DIRECTIONS FOR THIS TASK:
State how many lines of the entries include the string "arrow", please, leaving out everything but the number.

RECORDS TO USE:
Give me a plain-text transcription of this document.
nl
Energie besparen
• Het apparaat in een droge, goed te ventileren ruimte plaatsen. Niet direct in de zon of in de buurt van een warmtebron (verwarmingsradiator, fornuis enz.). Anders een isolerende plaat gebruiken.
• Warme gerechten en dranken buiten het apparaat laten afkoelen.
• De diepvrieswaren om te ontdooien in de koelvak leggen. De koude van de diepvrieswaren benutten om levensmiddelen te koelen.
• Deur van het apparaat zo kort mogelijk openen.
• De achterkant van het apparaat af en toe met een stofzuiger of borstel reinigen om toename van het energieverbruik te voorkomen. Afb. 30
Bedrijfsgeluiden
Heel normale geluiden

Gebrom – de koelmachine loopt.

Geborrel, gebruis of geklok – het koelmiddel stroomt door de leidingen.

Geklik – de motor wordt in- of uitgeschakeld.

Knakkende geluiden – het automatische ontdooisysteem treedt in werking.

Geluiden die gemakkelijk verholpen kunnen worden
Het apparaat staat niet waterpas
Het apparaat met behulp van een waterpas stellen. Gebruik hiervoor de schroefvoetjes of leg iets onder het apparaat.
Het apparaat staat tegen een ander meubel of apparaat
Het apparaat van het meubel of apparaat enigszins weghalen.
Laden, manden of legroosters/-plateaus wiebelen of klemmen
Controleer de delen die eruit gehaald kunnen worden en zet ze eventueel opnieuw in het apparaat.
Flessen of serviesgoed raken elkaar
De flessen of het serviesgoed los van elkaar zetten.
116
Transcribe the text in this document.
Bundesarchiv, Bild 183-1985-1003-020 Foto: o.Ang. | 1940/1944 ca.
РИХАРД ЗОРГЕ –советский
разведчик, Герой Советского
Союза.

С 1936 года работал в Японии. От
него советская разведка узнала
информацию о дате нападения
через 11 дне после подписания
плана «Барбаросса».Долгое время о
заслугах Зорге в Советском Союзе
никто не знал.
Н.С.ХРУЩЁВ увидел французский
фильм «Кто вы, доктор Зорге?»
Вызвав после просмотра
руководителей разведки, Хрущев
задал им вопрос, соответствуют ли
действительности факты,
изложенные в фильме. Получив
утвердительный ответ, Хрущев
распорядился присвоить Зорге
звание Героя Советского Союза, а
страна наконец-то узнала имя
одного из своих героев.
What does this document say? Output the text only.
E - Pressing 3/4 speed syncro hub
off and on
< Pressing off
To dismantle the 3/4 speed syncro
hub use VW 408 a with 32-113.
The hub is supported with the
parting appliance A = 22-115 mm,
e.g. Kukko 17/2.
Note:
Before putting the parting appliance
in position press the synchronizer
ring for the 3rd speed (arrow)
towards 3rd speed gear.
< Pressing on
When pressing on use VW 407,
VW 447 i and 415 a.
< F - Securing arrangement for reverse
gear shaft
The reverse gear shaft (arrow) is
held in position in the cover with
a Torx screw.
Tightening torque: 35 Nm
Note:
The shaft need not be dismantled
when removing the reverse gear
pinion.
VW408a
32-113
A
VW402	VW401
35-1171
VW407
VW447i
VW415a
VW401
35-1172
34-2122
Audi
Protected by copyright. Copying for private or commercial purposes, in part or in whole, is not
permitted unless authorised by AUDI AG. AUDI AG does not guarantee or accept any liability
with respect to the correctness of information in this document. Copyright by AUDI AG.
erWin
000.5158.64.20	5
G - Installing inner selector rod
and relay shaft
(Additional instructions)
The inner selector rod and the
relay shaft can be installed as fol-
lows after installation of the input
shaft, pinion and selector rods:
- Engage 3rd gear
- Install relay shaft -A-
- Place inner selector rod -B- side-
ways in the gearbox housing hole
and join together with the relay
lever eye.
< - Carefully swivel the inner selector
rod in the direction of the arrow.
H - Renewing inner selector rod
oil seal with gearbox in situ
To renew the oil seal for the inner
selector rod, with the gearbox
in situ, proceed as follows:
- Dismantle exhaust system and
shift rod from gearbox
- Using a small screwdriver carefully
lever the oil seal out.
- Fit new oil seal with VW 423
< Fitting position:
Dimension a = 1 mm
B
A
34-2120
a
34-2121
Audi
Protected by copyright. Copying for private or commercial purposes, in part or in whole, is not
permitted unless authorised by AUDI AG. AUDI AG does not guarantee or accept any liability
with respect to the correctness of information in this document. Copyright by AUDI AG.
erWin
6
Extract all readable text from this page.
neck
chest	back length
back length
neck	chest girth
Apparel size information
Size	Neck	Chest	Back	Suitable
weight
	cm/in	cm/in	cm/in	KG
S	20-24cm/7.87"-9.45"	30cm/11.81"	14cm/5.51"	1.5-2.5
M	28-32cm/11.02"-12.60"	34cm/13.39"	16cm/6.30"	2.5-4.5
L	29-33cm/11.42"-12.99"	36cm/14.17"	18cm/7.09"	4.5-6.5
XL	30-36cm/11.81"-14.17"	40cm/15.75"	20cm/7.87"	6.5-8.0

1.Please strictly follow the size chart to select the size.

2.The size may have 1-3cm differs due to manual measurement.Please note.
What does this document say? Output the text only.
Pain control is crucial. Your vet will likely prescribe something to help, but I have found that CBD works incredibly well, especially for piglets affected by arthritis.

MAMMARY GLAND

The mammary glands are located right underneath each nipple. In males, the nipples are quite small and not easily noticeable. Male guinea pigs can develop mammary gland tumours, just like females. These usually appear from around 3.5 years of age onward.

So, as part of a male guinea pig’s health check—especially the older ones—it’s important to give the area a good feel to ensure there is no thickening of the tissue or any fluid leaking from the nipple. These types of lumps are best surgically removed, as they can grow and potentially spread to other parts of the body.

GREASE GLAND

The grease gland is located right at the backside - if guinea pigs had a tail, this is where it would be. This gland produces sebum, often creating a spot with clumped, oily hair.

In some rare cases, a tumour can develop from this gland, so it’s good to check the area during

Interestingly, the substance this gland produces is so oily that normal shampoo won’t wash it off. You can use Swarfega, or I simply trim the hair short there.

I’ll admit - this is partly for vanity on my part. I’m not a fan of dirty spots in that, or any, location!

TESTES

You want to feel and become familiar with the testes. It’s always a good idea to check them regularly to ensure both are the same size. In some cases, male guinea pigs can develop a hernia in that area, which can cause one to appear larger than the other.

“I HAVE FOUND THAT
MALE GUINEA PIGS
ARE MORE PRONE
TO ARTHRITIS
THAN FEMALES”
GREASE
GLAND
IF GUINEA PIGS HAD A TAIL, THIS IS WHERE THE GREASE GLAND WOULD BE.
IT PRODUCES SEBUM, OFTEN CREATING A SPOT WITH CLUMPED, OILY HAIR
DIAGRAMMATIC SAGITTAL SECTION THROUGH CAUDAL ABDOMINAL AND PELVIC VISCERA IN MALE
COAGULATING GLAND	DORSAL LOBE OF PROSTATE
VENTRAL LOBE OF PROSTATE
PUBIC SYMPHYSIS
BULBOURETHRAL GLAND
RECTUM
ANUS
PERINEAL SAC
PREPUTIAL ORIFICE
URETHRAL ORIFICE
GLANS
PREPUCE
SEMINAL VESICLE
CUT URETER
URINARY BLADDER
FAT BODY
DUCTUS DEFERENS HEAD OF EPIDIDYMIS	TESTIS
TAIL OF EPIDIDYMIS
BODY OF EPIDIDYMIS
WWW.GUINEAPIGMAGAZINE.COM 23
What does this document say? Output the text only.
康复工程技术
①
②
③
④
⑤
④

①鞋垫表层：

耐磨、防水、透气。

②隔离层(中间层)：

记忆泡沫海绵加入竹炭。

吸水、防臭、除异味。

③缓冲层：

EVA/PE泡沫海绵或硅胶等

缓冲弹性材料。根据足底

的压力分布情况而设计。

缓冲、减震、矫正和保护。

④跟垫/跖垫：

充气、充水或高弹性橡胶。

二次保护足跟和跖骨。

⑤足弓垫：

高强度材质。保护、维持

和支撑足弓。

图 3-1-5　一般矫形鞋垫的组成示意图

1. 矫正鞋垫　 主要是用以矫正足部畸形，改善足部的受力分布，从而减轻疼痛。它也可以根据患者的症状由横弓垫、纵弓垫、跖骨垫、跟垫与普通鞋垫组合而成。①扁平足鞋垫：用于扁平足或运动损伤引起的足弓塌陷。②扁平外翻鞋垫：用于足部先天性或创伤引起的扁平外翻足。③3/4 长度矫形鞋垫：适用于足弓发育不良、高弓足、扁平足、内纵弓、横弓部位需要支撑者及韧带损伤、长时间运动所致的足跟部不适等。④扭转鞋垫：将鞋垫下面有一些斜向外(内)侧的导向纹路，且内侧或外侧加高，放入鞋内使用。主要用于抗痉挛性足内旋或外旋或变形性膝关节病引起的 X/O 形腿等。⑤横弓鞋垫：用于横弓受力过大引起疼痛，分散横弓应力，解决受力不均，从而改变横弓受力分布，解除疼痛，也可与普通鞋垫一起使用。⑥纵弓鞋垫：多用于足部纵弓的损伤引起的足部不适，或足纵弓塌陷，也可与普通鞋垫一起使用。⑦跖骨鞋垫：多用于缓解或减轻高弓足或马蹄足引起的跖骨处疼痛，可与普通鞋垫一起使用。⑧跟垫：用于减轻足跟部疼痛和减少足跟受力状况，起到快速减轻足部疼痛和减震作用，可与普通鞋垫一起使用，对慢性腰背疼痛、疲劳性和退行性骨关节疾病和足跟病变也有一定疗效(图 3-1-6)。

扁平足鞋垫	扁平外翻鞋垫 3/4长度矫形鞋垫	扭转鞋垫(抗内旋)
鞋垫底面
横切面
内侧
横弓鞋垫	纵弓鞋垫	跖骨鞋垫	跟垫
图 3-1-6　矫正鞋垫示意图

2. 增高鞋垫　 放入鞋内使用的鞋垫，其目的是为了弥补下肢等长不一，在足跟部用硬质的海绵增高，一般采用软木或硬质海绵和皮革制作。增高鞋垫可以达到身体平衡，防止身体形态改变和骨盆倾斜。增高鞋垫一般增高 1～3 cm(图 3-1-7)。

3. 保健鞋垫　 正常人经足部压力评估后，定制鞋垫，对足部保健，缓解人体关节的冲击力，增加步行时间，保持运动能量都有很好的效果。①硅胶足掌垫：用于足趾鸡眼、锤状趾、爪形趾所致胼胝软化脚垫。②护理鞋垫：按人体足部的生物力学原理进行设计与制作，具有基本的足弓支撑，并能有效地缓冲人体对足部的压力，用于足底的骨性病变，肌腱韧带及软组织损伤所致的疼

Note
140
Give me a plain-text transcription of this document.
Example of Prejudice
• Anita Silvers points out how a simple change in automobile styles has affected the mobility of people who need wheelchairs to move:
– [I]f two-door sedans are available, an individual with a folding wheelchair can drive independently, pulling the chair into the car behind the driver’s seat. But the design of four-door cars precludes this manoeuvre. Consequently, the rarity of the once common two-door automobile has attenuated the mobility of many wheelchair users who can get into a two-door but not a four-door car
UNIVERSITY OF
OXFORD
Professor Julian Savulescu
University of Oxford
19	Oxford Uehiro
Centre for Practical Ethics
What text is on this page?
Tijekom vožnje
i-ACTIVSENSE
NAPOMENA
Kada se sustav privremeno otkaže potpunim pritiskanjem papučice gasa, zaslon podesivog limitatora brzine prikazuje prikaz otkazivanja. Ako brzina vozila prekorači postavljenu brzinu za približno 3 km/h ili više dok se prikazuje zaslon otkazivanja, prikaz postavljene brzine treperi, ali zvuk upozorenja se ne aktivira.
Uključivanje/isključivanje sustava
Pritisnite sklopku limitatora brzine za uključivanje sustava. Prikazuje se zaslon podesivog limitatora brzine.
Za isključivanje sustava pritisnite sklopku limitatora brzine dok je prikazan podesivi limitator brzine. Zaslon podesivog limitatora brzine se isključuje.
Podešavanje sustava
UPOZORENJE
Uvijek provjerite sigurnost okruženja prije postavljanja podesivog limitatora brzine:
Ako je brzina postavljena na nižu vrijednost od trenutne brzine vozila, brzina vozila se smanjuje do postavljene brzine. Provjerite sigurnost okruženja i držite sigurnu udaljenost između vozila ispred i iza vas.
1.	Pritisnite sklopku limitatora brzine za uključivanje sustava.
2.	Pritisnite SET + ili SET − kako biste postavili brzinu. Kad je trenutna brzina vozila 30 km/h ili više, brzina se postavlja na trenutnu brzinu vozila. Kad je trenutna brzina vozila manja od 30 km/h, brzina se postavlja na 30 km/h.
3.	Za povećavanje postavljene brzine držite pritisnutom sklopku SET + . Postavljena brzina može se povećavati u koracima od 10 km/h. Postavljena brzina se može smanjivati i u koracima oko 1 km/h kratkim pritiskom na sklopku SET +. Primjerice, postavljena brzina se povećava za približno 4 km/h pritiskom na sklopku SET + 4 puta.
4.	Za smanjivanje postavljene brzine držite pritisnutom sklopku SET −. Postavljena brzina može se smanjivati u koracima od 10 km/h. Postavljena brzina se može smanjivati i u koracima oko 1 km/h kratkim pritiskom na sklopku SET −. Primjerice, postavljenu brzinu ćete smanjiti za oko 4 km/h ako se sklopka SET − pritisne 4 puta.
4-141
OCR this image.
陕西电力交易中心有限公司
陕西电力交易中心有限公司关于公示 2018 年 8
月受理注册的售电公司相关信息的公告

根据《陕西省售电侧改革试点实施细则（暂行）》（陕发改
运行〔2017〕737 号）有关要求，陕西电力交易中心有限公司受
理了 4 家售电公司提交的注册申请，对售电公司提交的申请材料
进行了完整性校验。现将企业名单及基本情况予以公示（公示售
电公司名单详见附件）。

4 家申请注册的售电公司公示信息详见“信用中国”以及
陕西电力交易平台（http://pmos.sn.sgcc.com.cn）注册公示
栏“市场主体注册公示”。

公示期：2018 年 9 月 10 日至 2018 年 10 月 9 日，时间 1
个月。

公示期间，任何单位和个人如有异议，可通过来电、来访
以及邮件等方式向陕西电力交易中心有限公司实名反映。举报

SOLUTION:
3